**Prompt:**
Copy out each line exactly; pictures stay out of the copy.

(Structured figure records)
■ ■ ■ ■

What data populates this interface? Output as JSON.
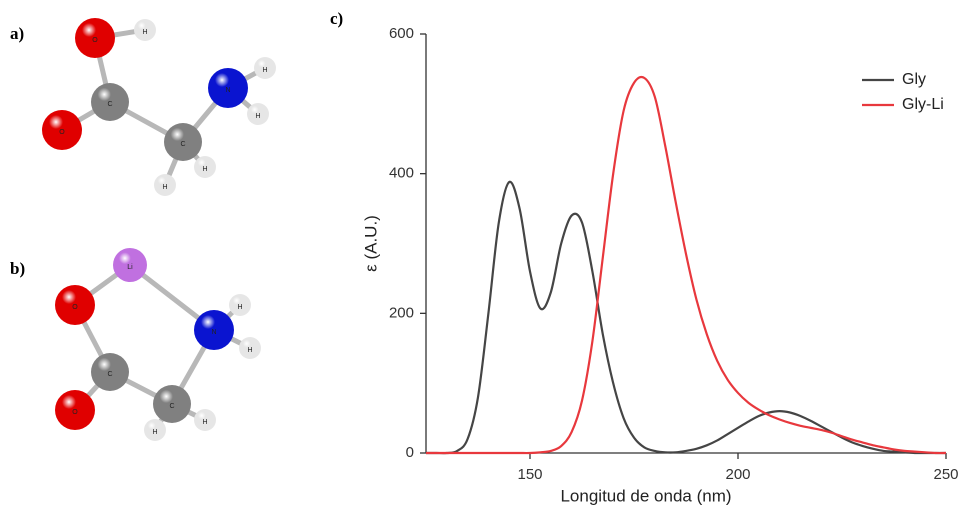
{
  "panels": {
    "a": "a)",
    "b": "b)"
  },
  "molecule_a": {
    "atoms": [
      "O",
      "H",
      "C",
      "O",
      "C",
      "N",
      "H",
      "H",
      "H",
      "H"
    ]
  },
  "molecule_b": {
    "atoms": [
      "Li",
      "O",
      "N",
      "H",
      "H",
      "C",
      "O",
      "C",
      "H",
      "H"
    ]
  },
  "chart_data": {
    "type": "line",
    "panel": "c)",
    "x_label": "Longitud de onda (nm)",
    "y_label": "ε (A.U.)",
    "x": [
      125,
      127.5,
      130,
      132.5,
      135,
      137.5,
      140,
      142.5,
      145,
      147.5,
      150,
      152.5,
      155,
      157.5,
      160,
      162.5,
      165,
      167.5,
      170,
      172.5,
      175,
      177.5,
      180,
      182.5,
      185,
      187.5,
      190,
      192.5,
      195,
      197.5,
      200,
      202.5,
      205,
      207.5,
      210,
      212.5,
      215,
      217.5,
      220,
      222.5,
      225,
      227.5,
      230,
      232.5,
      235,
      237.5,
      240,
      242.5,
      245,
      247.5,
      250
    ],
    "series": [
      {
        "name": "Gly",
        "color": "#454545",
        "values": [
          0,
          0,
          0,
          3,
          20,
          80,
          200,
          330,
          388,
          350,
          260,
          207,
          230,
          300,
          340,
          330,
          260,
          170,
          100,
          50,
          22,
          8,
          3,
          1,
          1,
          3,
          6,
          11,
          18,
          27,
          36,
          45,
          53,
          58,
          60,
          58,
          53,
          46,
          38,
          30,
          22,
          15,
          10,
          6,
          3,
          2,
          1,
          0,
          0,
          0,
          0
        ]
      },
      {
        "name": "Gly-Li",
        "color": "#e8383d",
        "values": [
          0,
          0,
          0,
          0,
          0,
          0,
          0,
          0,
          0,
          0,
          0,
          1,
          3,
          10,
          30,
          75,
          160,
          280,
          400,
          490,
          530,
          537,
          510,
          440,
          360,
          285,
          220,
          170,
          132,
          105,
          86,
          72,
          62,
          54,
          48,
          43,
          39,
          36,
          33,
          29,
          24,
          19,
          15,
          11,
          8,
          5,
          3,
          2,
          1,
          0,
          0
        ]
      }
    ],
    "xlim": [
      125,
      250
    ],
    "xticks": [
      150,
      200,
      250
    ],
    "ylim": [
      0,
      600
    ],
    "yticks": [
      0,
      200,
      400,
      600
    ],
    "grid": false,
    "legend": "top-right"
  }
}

■ ■ ■ ■

**Answer below:**
What data populates this interface? Output as JSON.
{
  "panels": {
    "a": "a)",
    "b": "b)"
  },
  "molecule_a": {
    "atoms": [
      "O",
      "H",
      "C",
      "O",
      "C",
      "N",
      "H",
      "H",
      "H",
      "H"
    ]
  },
  "molecule_b": {
    "atoms": [
      "Li",
      "O",
      "N",
      "H",
      "H",
      "C",
      "O",
      "C",
      "H",
      "H"
    ]
  },
  "chart_data": {
    "type": "line",
    "panel": "c)",
    "x_label": "Longitud de onda (nm)",
    "y_label": "ε (A.U.)",
    "x": [
      125,
      127.5,
      130,
      132.5,
      135,
      137.5,
      140,
      142.5,
      145,
      147.5,
      150,
      152.5,
      155,
      157.5,
      160,
      162.5,
      165,
      167.5,
      170,
      172.5,
      175,
      177.5,
      180,
      182.5,
      185,
      187.5,
      190,
      192.5,
      195,
      197.5,
      200,
      202.5,
      205,
      207.5,
      210,
      212.5,
      215,
      217.5,
      220,
      222.5,
      225,
      227.5,
      230,
      232.5,
      235,
      237.5,
      240,
      242.5,
      245,
      247.5,
      250
    ],
    "series": [
      {
        "name": "Gly",
        "color": "#454545",
        "values": [
          0,
          0,
          0,
          3,
          20,
          80,
          200,
          330,
          388,
          350,
          260,
          207,
          230,
          300,
          340,
          330,
          260,
          170,
          100,
          50,
          22,
          8,
          3,
          1,
          1,
          3,
          6,
          11,
          18,
          27,
          36,
          45,
          53,
          58,
          60,
          58,
          53,
          46,
          38,
          30,
          22,
          15,
          10,
          6,
          3,
          2,
          1,
          0,
          0,
          0,
          0
        ]
      },
      {
        "name": "Gly-Li",
        "color": "#e8383d",
        "values": [
          0,
          0,
          0,
          0,
          0,
          0,
          0,
          0,
          0,
          0,
          0,
          1,
          3,
          10,
          30,
          75,
          160,
          280,
          400,
          490,
          530,
          537,
          510,
          440,
          360,
          285,
          220,
          170,
          132,
          105,
          86,
          72,
          62,
          54,
          48,
          43,
          39,
          36,
          33,
          29,
          24,
          19,
          15,
          11,
          8,
          5,
          3,
          2,
          1,
          0,
          0
        ]
      }
    ],
    "xlim": [
      125,
      250
    ],
    "xticks": [
      150,
      200,
      250
    ],
    "ylim": [
      0,
      600
    ],
    "yticks": [
      0,
      200,
      400,
      600
    ],
    "grid": false,
    "legend": "top-right"
  }
}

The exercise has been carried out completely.